__WHAT TO WORK ON__
Extract every line that contains the word "quelques".

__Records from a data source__
- - -
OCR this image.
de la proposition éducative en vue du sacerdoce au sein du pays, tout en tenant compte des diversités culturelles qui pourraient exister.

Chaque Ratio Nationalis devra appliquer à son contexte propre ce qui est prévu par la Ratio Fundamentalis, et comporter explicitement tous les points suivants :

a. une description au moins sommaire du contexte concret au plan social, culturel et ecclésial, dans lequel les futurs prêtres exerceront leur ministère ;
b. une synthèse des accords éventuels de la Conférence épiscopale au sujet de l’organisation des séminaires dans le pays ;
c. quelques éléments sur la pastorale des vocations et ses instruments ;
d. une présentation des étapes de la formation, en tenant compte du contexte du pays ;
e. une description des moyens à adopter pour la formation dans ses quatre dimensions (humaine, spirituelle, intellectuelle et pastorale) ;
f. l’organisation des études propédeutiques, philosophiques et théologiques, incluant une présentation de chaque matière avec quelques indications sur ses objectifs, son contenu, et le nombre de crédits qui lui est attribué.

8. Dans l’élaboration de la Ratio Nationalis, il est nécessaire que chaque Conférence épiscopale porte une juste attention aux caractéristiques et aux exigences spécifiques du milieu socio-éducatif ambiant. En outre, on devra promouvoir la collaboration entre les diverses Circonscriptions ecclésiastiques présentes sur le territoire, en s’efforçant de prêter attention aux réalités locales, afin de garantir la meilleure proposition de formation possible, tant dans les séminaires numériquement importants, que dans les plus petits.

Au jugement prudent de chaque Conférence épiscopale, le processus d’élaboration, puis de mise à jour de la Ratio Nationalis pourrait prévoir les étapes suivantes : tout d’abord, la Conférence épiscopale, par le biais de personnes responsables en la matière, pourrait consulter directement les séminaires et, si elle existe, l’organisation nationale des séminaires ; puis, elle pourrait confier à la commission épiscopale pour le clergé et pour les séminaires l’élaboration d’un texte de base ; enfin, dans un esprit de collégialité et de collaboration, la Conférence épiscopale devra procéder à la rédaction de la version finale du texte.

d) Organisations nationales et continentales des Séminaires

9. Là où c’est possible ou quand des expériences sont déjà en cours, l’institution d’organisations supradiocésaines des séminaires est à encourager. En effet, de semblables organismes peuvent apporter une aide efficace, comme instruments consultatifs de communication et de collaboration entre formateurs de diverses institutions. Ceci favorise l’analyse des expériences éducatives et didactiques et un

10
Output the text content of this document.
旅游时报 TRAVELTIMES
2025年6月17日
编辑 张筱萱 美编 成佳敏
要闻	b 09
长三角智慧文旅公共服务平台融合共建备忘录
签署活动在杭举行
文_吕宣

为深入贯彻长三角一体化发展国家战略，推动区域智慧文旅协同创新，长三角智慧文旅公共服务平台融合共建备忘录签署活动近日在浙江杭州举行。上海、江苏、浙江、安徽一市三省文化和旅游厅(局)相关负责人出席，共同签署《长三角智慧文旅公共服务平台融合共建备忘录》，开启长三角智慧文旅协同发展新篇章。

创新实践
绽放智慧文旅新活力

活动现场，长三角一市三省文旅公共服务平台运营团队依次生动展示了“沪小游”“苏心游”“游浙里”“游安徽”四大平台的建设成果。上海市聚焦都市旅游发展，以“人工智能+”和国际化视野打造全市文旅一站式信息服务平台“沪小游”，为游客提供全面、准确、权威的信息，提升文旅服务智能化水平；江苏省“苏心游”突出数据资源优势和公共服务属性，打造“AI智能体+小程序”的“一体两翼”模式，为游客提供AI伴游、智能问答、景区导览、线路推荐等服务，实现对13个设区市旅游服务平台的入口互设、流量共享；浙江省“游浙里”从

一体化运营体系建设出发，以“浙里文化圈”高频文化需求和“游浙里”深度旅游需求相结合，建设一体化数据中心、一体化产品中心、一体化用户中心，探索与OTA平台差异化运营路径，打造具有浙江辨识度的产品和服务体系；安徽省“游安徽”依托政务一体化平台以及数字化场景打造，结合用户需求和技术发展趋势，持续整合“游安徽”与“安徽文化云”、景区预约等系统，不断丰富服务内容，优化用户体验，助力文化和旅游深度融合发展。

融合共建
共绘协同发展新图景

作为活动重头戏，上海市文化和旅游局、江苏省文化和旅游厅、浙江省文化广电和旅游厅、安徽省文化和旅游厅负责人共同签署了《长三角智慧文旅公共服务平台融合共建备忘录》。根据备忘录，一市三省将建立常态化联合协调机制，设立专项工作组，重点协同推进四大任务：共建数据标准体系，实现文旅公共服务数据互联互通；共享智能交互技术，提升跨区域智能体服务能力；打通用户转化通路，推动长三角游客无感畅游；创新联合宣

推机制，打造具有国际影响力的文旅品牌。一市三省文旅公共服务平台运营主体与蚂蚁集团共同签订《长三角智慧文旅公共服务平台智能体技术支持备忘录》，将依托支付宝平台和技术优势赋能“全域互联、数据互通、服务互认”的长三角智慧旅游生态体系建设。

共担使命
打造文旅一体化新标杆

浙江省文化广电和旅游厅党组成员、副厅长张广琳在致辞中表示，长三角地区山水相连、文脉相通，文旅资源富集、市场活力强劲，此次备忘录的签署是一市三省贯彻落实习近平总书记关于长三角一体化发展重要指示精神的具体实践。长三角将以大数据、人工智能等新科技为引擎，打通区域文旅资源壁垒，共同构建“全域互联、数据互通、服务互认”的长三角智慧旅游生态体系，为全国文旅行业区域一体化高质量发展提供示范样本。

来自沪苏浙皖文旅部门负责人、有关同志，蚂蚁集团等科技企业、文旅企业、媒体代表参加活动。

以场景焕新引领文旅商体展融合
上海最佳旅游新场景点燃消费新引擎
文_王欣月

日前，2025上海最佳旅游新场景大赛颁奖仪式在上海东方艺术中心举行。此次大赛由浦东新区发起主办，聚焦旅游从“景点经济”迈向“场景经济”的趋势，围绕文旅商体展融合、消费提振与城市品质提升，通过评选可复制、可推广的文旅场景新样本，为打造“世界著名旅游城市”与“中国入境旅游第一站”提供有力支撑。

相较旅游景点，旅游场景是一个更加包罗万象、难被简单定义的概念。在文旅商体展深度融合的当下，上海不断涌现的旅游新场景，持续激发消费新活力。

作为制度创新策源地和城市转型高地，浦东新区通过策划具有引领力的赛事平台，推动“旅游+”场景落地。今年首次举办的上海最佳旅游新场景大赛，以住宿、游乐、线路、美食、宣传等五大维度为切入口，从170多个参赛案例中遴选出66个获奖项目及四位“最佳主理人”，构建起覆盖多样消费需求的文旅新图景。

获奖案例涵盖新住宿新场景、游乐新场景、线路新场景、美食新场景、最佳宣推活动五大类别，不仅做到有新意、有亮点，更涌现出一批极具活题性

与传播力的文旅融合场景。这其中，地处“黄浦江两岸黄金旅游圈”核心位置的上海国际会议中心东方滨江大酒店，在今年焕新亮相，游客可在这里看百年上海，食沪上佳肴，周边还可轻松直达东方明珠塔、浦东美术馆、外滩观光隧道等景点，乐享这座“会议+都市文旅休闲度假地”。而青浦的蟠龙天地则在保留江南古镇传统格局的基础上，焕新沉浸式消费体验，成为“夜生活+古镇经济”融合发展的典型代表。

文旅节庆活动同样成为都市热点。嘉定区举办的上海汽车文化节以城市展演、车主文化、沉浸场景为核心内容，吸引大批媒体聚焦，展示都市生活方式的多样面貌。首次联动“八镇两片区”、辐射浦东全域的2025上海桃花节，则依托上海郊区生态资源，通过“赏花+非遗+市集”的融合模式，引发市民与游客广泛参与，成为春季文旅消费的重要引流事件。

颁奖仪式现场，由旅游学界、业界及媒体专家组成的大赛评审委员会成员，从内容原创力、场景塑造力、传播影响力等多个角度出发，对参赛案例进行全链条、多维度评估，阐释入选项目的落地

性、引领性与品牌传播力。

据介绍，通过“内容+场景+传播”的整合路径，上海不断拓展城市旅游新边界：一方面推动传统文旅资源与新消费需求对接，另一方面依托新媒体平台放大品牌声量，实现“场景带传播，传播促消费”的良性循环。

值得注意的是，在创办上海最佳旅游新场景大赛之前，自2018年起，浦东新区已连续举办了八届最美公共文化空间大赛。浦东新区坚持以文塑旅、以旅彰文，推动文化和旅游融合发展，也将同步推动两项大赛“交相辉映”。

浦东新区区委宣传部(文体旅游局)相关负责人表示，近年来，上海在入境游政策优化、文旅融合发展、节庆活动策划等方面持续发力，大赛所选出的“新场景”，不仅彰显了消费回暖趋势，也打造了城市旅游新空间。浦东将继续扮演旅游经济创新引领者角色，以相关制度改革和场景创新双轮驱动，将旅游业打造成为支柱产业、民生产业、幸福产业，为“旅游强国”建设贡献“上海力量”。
- - -
__EXPECTED ANSWER__
c. quelques éléments sur la pastorale des vocations et ses instruments ;
f. l’organisation des études propédeutiques, philosophiques et théologiques, incluant une présentation de chaque matière avec quelques indications sur ses objectifs, son contenu, et le nombre de crédits qui lui est attribué.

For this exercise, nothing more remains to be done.